Stored data:
━━━━━━━━━━━━━━━━

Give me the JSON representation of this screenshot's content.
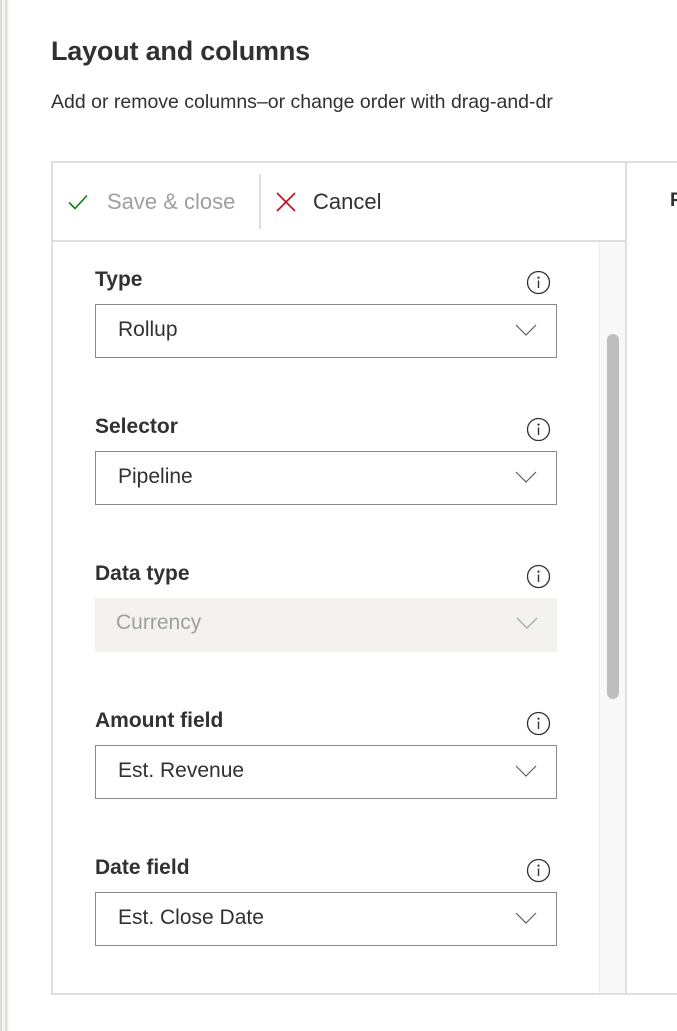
{
  "header": {
    "title": "Layout and columns",
    "subtitle": "Add or remove columns–or change order with drag-and-dr"
  },
  "toolbar": {
    "save_label": "Save & close",
    "save_icon": "checkmark-icon",
    "save_enabled": false,
    "cancel_label": "Cancel",
    "cancel_icon": "close-x-icon"
  },
  "right_pane": {
    "heading_partial": "P"
  },
  "fields": [
    {
      "label": "Type",
      "value": "Rollup",
      "disabled": false,
      "info_icon": "info-icon"
    },
    {
      "label": "Selector",
      "value": "Pipeline",
      "disabled": false,
      "info_icon": "info-icon"
    },
    {
      "label": "Data type",
      "value": "Currency",
      "disabled": true,
      "info_icon": "info-icon"
    },
    {
      "label": "Amount field",
      "value": "Est. Revenue",
      "disabled": false,
      "info_icon": "info-icon"
    },
    {
      "label": "Date field",
      "value": "Est. Close Date",
      "disabled": false,
      "info_icon": "info-icon"
    }
  ],
  "colors": {
    "check_green": "#107c10",
    "cancel_red": "#c50f1f",
    "disabled_text": "#a19f9d",
    "text": "#323130",
    "border": "#e1dfdd"
  }
}
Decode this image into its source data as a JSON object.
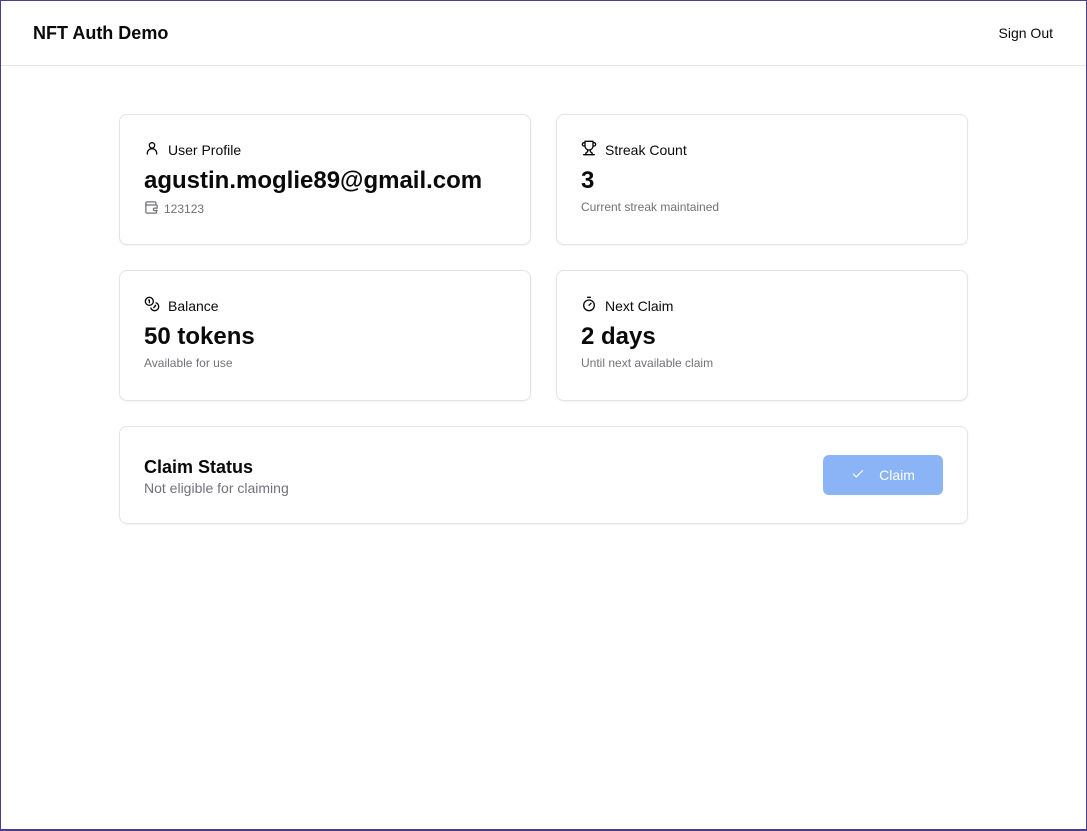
{
  "header": {
    "app_title": "NFT Auth Demo",
    "signout_label": "Sign Out"
  },
  "cards": {
    "profile": {
      "icon": "user-icon",
      "label": "User Profile",
      "value": "agustin.moglie89@gmail.com",
      "wallet_icon": "wallet-icon",
      "wallet": "123123"
    },
    "streak": {
      "icon": "trophy-icon",
      "label": "Streak Count",
      "value": "3",
      "sub": "Current streak maintained"
    },
    "balance": {
      "icon": "coins-icon",
      "label": "Balance",
      "value": "50 tokens",
      "sub": "Available for use"
    },
    "next_claim": {
      "icon": "timer-icon",
      "label": "Next Claim",
      "value": "2 days",
      "sub": "Until next available claim"
    }
  },
  "claim": {
    "title": "Claim Status",
    "status": "Not eligible for claiming",
    "button_icon": "check-icon",
    "button_label": "Claim",
    "button_color": "#8ab4f5"
  }
}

━━━━━━━━━━━━━━━━

Given task:
Without the pictures, return all the records precisely as they stand.

Response for this exercise:
Give me the JSON representation of this screenshot's content.
{
  "header": {
    "title": "Layout and columns",
    "subtitle": "Add or remove columns–or change order with drag-and-dr"
  },
  "toolbar": {
    "save_label": "Save & close",
    "save_icon": "checkmark-icon",
    "save_enabled": false,
    "cancel_label": "Cancel",
    "cancel_icon": "close-x-icon"
  },
  "right_pane": {
    "heading_partial": "P"
  },
  "fields": [
    {
      "label": "Type",
      "value": "Rollup",
      "disabled": false,
      "info_icon": "info-icon"
    },
    {
      "label": "Selector",
      "value": "Pipeline",
      "disabled": false,
      "info_icon": "info-icon"
    },
    {
      "label": "Data type",
      "value": "Currency",
      "disabled": true,
      "info_icon": "info-icon"
    },
    {
      "label": "Amount field",
      "value": "Est. Revenue",
      "disabled": false,
      "info_icon": "info-icon"
    },
    {
      "label": "Date field",
      "value": "Est. Close Date",
      "disabled": false,
      "info_icon": "info-icon"
    }
  ],
  "colors": {
    "check_green": "#107c10",
    "cancel_red": "#c50f1f",
    "disabled_text": "#a19f9d",
    "text": "#323130",
    "border": "#e1dfdd"
  }
}
Decode this image into its source data as a JSON object.
{
  "header": {
    "app_title": "NFT Auth Demo",
    "signout_label": "Sign Out"
  },
  "cards": {
    "profile": {
      "icon": "user-icon",
      "label": "User Profile",
      "value": "agustin.moglie89@gmail.com",
      "wallet_icon": "wallet-icon",
      "wallet": "123123"
    },
    "streak": {
      "icon": "trophy-icon",
      "label": "Streak Count",
      "value": "3",
      "sub": "Current streak maintained"
    },
    "balance": {
      "icon": "coins-icon",
      "label": "Balance",
      "value": "50 tokens",
      "sub": "Available for use"
    },
    "next_claim": {
      "icon": "timer-icon",
      "label": "Next Claim",
      "value": "2 days",
      "sub": "Until next available claim"
    }
  },
  "claim": {
    "title": "Claim Status",
    "status": "Not eligible for claiming",
    "button_icon": "check-icon",
    "button_label": "Claim",
    "button_color": "#8ab4f5"
  }
}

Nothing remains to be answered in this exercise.